** Start of INFORMATION PROVIDED **

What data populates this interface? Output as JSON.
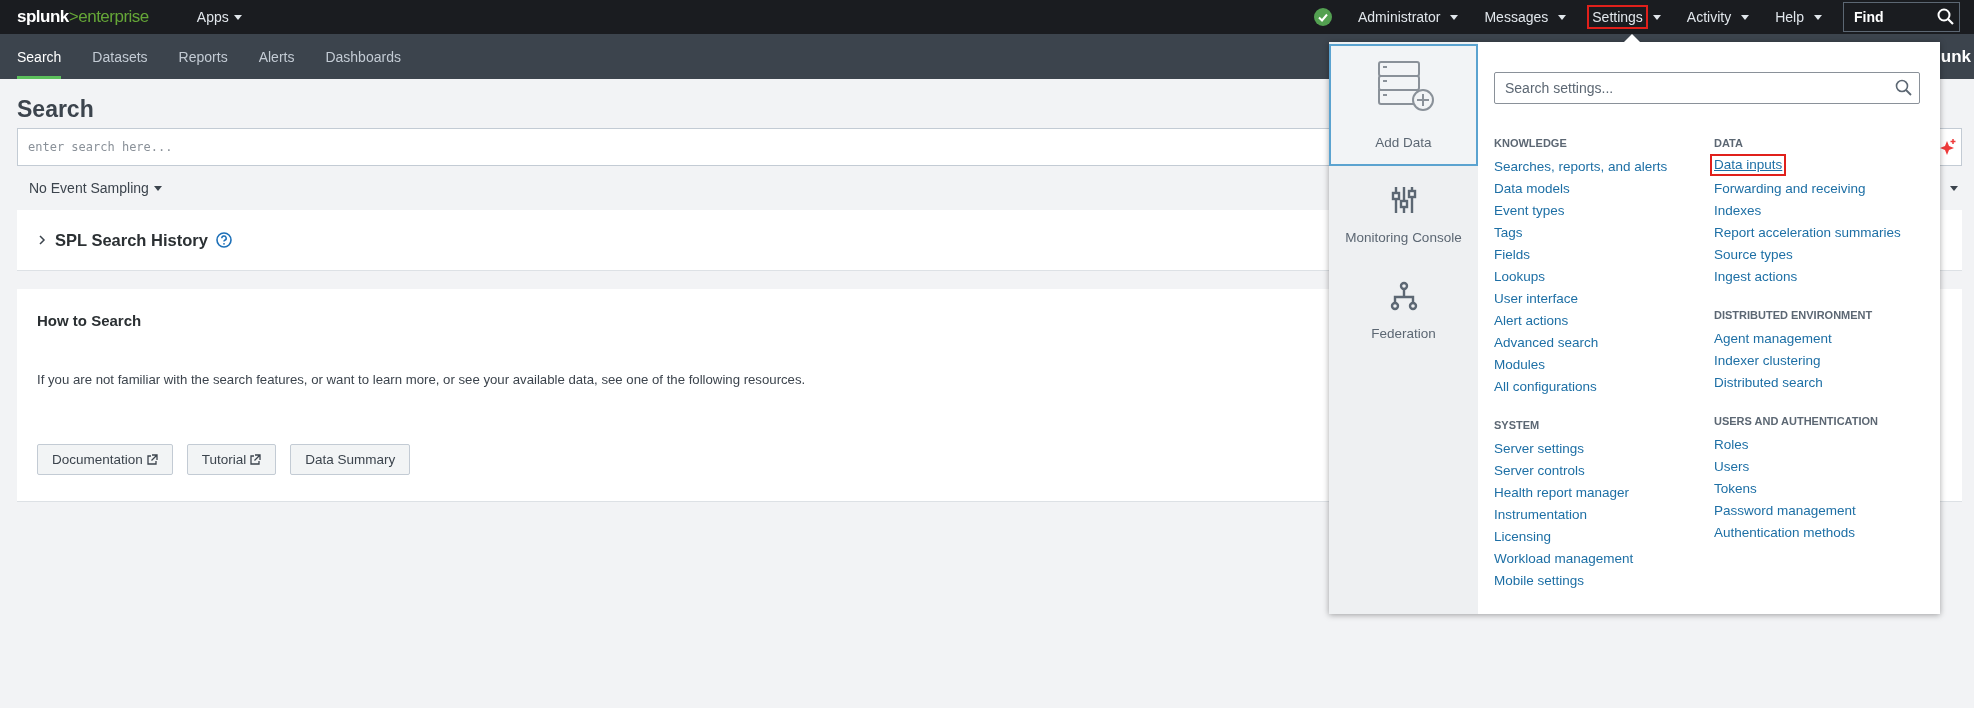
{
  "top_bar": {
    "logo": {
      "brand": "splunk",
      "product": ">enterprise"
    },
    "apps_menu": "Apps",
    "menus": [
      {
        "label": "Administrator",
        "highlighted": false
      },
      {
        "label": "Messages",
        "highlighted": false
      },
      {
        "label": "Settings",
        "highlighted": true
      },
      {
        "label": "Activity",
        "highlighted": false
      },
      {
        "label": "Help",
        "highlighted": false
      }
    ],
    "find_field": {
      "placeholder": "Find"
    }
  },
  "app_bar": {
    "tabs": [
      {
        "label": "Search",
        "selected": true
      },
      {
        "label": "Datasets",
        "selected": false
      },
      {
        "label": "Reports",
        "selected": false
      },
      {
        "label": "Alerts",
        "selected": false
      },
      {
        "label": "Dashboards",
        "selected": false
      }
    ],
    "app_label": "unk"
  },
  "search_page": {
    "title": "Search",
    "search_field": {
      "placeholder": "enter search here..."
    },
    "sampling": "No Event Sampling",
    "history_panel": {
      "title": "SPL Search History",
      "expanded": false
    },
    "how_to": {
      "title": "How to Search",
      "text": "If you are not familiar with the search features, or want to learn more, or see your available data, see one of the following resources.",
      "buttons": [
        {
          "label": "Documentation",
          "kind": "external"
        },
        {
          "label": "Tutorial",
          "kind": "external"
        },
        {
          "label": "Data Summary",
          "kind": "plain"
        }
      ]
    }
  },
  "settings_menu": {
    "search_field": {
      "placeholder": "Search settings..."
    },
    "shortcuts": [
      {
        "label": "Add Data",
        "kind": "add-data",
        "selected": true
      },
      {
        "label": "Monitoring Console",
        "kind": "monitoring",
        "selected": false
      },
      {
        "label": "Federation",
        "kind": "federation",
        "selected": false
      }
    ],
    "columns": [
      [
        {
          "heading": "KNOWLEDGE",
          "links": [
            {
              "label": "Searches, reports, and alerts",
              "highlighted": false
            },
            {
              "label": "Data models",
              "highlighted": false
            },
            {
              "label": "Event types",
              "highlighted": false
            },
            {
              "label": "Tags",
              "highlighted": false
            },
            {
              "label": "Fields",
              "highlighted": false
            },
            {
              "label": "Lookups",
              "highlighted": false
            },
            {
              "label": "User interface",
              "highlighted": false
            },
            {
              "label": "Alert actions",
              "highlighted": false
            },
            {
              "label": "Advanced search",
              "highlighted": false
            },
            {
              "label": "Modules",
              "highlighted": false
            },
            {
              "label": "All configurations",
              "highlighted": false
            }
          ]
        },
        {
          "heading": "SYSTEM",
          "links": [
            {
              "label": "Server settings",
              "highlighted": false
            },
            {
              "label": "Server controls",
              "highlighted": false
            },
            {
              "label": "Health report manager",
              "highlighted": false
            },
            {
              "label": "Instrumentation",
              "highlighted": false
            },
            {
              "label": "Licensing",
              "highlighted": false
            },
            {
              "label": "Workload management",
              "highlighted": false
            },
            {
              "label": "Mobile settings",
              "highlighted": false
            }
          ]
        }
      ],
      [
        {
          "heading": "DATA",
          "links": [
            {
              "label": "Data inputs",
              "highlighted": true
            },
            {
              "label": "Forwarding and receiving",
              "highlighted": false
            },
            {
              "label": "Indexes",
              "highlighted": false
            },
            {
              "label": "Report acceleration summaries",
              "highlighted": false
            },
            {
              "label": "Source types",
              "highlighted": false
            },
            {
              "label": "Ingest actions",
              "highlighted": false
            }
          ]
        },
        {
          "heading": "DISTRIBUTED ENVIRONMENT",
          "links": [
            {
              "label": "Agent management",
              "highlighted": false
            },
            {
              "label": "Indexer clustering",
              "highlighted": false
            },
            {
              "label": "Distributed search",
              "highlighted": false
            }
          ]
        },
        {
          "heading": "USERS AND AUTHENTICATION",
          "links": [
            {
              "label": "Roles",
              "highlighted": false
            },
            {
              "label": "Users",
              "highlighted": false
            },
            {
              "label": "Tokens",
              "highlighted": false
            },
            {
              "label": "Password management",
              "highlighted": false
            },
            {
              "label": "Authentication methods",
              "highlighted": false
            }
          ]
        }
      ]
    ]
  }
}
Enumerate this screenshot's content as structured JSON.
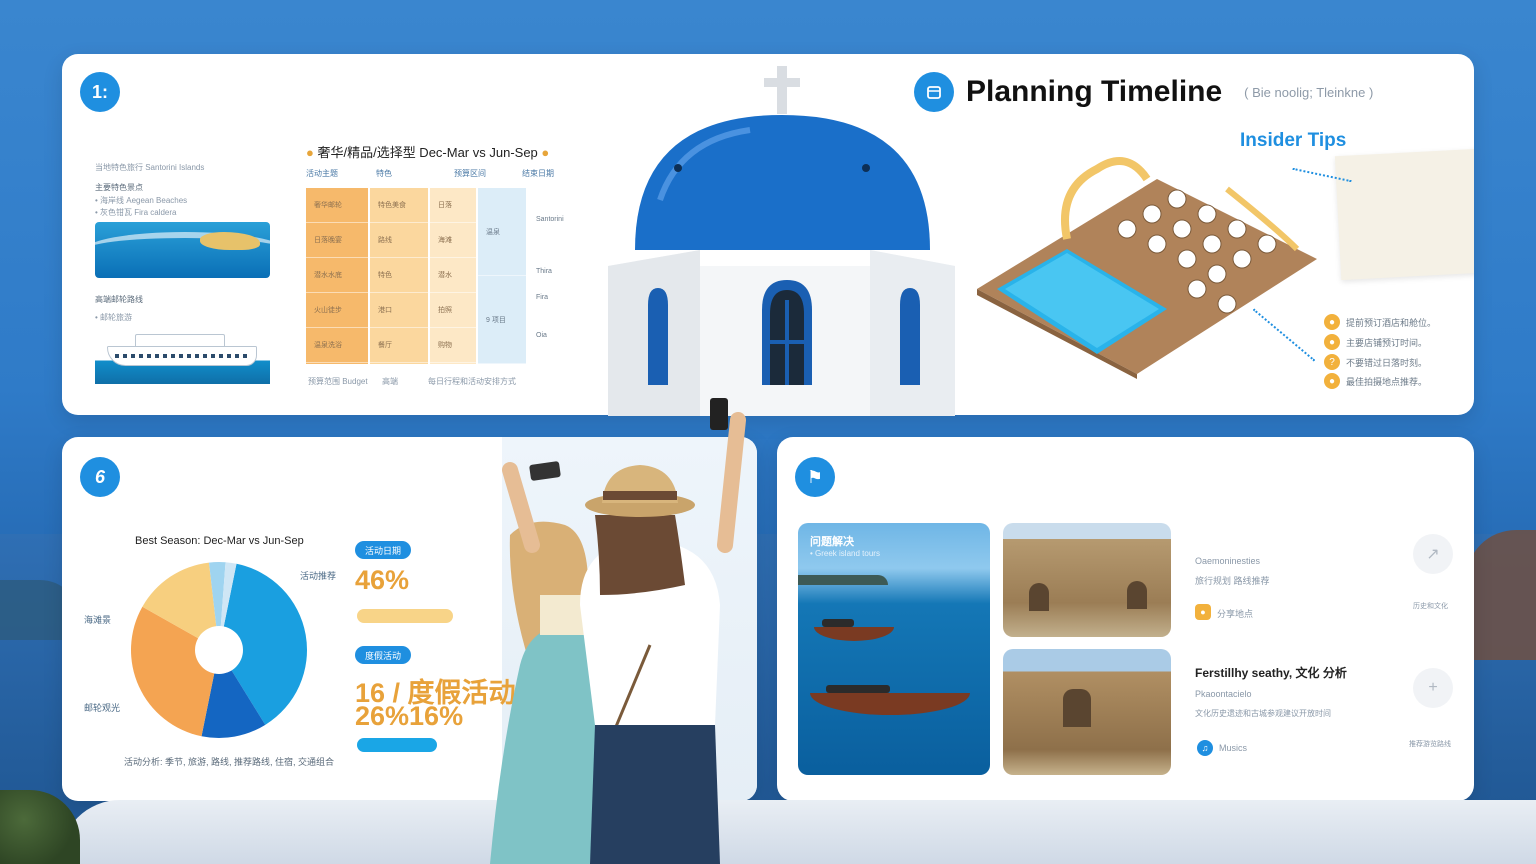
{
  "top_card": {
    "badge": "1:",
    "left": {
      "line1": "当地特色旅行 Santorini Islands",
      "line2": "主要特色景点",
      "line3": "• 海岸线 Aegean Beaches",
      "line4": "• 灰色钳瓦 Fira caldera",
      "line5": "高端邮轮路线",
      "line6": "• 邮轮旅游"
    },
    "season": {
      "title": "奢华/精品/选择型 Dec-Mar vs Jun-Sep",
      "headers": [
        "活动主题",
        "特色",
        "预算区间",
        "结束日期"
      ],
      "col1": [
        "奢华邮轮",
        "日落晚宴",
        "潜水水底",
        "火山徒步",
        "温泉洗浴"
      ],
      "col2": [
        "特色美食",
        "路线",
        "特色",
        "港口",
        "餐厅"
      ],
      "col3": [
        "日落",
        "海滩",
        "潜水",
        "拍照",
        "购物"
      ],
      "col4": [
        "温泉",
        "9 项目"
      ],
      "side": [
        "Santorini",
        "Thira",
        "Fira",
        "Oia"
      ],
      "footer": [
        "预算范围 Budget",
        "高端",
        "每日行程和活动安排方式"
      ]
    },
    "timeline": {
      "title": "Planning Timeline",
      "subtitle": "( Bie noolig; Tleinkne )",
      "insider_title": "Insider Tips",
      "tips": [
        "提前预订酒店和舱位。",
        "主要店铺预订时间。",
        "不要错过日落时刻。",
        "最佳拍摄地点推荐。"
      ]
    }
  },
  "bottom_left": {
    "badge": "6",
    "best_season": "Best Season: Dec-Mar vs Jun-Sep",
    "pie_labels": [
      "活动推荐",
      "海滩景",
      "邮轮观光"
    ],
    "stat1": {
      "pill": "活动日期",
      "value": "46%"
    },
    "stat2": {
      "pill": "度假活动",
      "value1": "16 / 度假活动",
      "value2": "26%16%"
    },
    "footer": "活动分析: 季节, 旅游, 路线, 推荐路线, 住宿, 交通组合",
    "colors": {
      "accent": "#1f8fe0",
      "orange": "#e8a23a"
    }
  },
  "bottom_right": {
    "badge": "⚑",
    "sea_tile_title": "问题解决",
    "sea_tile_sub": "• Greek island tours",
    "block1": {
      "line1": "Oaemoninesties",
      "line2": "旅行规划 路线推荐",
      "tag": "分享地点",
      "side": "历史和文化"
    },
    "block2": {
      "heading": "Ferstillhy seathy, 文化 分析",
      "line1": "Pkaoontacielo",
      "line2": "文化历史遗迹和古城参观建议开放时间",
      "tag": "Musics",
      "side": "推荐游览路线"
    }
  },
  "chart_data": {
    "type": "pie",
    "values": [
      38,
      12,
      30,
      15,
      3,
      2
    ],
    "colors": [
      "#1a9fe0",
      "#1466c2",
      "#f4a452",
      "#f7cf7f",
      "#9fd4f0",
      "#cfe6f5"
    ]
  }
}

** End of INFORMATION PROVIDED **

GIVEN INSTRUCTION: Copy the material shown above in full and exactly. Skip the pictures.

SOLUTION TO THIS TASK:
What data populates this interface? Output as JSON.
{
  "top_bar": {
    "logo": {
      "brand": "splunk",
      "product": ">enterprise"
    },
    "apps_menu": "Apps",
    "menus": [
      {
        "label": "Administrator",
        "highlighted": false
      },
      {
        "label": "Messages",
        "highlighted": false
      },
      {
        "label": "Settings",
        "highlighted": true
      },
      {
        "label": "Activity",
        "highlighted": false
      },
      {
        "label": "Help",
        "highlighted": false
      }
    ],
    "find_field": {
      "placeholder": "Find"
    }
  },
  "app_bar": {
    "tabs": [
      {
        "label": "Search",
        "selected": true
      },
      {
        "label": "Datasets",
        "selected": false
      },
      {
        "label": "Reports",
        "selected": false
      },
      {
        "label": "Alerts",
        "selected": false
      },
      {
        "label": "Dashboards",
        "selected": false
      }
    ],
    "app_label": "unk"
  },
  "search_page": {
    "title": "Search",
    "search_field": {
      "placeholder": "enter search here..."
    },
    "sampling": "No Event Sampling",
    "history_panel": {
      "title": "SPL Search History",
      "expanded": false
    },
    "how_to": {
      "title": "How to Search",
      "text": "If you are not familiar with the search features, or want to learn more, or see your available data, see one of the following resources.",
      "buttons": [
        {
          "label": "Documentation",
          "kind": "external"
        },
        {
          "label": "Tutorial",
          "kind": "external"
        },
        {
          "label": "Data Summary",
          "kind": "plain"
        }
      ]
    }
  },
  "settings_menu": {
    "search_field": {
      "placeholder": "Search settings..."
    },
    "shortcuts": [
      {
        "label": "Add Data",
        "kind": "add-data",
        "selected": true
      },
      {
        "label": "Monitoring Console",
        "kind": "monitoring",
        "selected": false
      },
      {
        "label": "Federation",
        "kind": "federation",
        "selected": false
      }
    ],
    "columns": [
      [
        {
          "heading": "KNOWLEDGE",
          "links": [
            {
              "label": "Searches, reports, and alerts",
              "highlighted": false
            },
            {
              "label": "Data models",
              "highlighted": false
            },
            {
              "label": "Event types",
              "highlighted": false
            },
            {
              "label": "Tags",
              "highlighted": false
            },
            {
              "label": "Fields",
              "highlighted": false
            },
            {
              "label": "Lookups",
              "highlighted": false
            },
            {
              "label": "User interface",
              "highlighted": false
            },
            {
              "label": "Alert actions",
              "highlighted": false
            },
            {
              "label": "Advanced search",
              "highlighted": false
            },
            {
              "label": "Modules",
              "highlighted": false
            },
            {
              "label": "All configurations",
              "highlighted": false
            }
          ]
        },
        {
          "heading": "SYSTEM",
          "links": [
            {
              "label": "Server settings",
              "highlighted": false
            },
            {
              "label": "Server controls",
              "highlighted": false
            },
            {
              "label": "Health report manager",
              "highlighted": false
            },
            {
              "label": "Instrumentation",
              "highlighted": false
            },
            {
              "label": "Licensing",
              "highlighted": false
            },
            {
              "label": "Workload management",
              "highlighted": false
            },
            {
              "label": "Mobile settings",
              "highlighted": false
            }
          ]
        }
      ],
      [
        {
          "heading": "DATA",
          "links": [
            {
              "label": "Data inputs",
              "highlighted": true
            },
            {
              "label": "Forwarding and receiving",
              "highlighted": false
            },
            {
              "label": "Indexes",
              "highlighted": false
            },
            {
              "label": "Report acceleration summaries",
              "highlighted": false
            },
            {
              "label": "Source types",
              "highlighted": false
            },
            {
              "label": "Ingest actions",
              "highlighted": false
            }
          ]
        },
        {
          "heading": "DISTRIBUTED ENVIRONMENT",
          "links": [
            {
              "label": "Agent management",
              "highlighted": false
            },
            {
              "label": "Indexer clustering",
              "highlighted": false
            },
            {
              "label": "Distributed search",
              "highlighted": false
            }
          ]
        },
        {
          "heading": "USERS AND AUTHENTICATION",
          "links": [
            {
              "label": "Roles",
              "highlighted": false
            },
            {
              "label": "Users",
              "highlighted": false
            },
            {
              "label": "Tokens",
              "highlighted": false
            },
            {
              "label": "Password management",
              "highlighted": false
            },
            {
              "label": "Authentication methods",
              "highlighted": false
            }
          ]
        }
      ]
    ]
  }
}
Enumerate this screenshot's content as structured JSON.
{
  "top_card": {
    "badge": "1:",
    "left": {
      "line1": "当地特色旅行 Santorini Islands",
      "line2": "主要特色景点",
      "line3": "• 海岸线 Aegean Beaches",
      "line4": "• 灰色钳瓦 Fira caldera",
      "line5": "高端邮轮路线",
      "line6": "• 邮轮旅游"
    },
    "season": {
      "title": "奢华/精品/选择型 Dec-Mar vs Jun-Sep",
      "headers": [
        "活动主题",
        "特色",
        "预算区间",
        "结束日期"
      ],
      "col1": [
        "奢华邮轮",
        "日落晚宴",
        "潜水水底",
        "火山徒步",
        "温泉洗浴"
      ],
      "col2": [
        "特色美食",
        "路线",
        "特色",
        "港口",
        "餐厅"
      ],
      "col3": [
        "日落",
        "海滩",
        "潜水",
        "拍照",
        "购物"
      ],
      "col4": [
        "温泉",
        "9 项目"
      ],
      "side": [
        "Santorini",
        "Thira",
        "Fira",
        "Oia"
      ],
      "footer": [
        "预算范围 Budget",
        "高端",
        "每日行程和活动安排方式"
      ]
    },
    "timeline": {
      "title": "Planning Timeline",
      "subtitle": "( Bie noolig; Tleinkne )",
      "insider_title": "Insider Tips",
      "tips": [
        "提前预订酒店和舱位。",
        "主要店铺预订时间。",
        "不要错过日落时刻。",
        "最佳拍摄地点推荐。"
      ]
    }
  },
  "bottom_left": {
    "badge": "6",
    "best_season": "Best Season: Dec-Mar vs Jun-Sep",
    "pie_labels": [
      "活动推荐",
      "海滩景",
      "邮轮观光"
    ],
    "stat1": {
      "pill": "活动日期",
      "value": "46%"
    },
    "stat2": {
      "pill": "度假活动",
      "value1": "16 / 度假活动",
      "value2": "26%16%"
    },
    "footer": "活动分析: 季节, 旅游, 路线, 推荐路线, 住宿, 交通组合",
    "colors": {
      "accent": "#1f8fe0",
      "orange": "#e8a23a"
    }
  },
  "bottom_right": {
    "badge": "⚑",
    "sea_tile_title": "问题解决",
    "sea_tile_sub": "• Greek island tours",
    "block1": {
      "line1": "Oaemoninesties",
      "line2": "旅行规划 路线推荐",
      "tag": "分享地点",
      "side": "历史和文化"
    },
    "block2": {
      "heading": "Ferstillhy seathy, 文化 分析",
      "line1": "Pkaoontacielo",
      "line2": "文化历史遗迹和古城参观建议开放时间",
      "tag": "Musics",
      "side": "推荐游览路线"
    }
  },
  "chart_data": {
    "type": "pie",
    "values": [
      38,
      12,
      30,
      15,
      3,
      2
    ],
    "colors": [
      "#1a9fe0",
      "#1466c2",
      "#f4a452",
      "#f7cf7f",
      "#9fd4f0",
      "#cfe6f5"
    ]
  }
}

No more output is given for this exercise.